EXERCISE INSTRUCTIONS:
Would you restate all the data that follows, word for word?

(Dataset entries)
>> Begin
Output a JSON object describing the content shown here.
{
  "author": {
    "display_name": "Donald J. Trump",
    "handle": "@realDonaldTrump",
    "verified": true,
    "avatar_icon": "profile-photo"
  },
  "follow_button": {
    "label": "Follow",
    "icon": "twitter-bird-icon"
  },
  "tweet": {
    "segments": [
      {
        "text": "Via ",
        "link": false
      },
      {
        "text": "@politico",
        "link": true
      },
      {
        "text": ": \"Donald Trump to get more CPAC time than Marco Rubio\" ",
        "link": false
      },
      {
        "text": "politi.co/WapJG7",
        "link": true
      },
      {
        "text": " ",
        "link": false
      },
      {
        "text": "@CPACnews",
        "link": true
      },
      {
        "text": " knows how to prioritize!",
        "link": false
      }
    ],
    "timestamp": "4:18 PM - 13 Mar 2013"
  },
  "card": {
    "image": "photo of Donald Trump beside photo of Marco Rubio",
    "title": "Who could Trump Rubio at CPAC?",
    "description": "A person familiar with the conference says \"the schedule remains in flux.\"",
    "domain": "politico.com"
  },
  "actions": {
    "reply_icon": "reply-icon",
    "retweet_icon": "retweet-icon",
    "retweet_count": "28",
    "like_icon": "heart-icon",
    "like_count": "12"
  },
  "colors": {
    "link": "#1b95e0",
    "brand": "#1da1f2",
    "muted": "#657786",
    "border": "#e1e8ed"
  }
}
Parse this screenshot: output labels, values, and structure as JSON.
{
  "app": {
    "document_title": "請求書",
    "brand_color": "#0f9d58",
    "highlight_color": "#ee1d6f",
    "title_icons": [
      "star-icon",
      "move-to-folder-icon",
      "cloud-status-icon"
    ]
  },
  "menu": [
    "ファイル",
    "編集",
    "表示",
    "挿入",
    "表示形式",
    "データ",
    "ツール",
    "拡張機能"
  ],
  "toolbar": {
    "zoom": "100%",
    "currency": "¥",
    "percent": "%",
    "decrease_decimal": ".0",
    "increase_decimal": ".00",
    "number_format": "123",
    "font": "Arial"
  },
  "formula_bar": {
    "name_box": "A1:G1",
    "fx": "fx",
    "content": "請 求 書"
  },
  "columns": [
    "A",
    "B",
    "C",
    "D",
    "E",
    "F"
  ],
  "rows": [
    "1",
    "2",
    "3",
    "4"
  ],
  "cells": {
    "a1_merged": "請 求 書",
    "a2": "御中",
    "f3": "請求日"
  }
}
>> End
REPLY:
Output a JSON object describing the content shown here.
{
  "author": {
    "display_name": "Donald J. Trump",
    "handle": "@realDonaldTrump",
    "verified": true,
    "avatar_icon": "profile-photo"
  },
  "follow_button": {
    "label": "Follow",
    "icon": "twitter-bird-icon"
  },
  "tweet": {
    "segments": [
      {
        "text": "Via ",
        "link": false
      },
      {
        "text": "@politico",
        "link": true
      },
      {
        "text": ": \"Donald Trump to get more CPAC time than Marco Rubio\" ",
        "link": false
      },
      {
        "text": "politi.co/WapJG7",
        "link": true
      },
      {
        "text": " ",
        "link": false
      },
      {
        "text": "@CPACnews",
        "link": true
      },
      {
        "text": " knows how to prioritize!",
        "link": false
      }
    ],
    "timestamp": "4:18 PM - 13 Mar 2013"
  },
  "card": {
    "image": "photo of Donald Trump beside photo of Marco Rubio",
    "title": "Who could Trump Rubio at CPAC?",
    "description": "A person familiar with the conference says \"the schedule remains in flux.\"",
    "domain": "politico.com"
  },
  "actions": {
    "reply_icon": "reply-icon",
    "retweet_icon": "retweet-icon",
    "retweet_count": "28",
    "like_icon": "heart-icon",
    "like_count": "12"
  },
  "colors": {
    "link": "#1b95e0",
    "brand": "#1da1f2",
    "muted": "#657786",
    "border": "#e1e8ed"
  }
}
Parse this screenshot: output labels, values, and structure as JSON.
{
  "app": {
    "document_title": "請求書",
    "brand_color": "#0f9d58",
    "highlight_color": "#ee1d6f",
    "title_icons": [
      "star-icon",
      "move-to-folder-icon",
      "cloud-status-icon"
    ]
  },
  "menu": [
    "ファイル",
    "編集",
    "表示",
    "挿入",
    "表示形式",
    "データ",
    "ツール",
    "拡張機能"
  ],
  "toolbar": {
    "zoom": "100%",
    "currency": "¥",
    "percent": "%",
    "decrease_decimal": ".0",
    "increase_decimal": ".00",
    "number_format": "123",
    "font": "Arial"
  },
  "formula_bar": {
    "name_box": "A1:G1",
    "fx": "fx",
    "content": "請 求 書"
  },
  "columns": [
    "A",
    "B",
    "C",
    "D",
    "E",
    "F"
  ],
  "rows": [
    "1",
    "2",
    "3",
    "4"
  ],
  "cells": {
    "a1_merged": "請 求 書",
    "a2": "御中",
    "f3": "請求日"
  }
}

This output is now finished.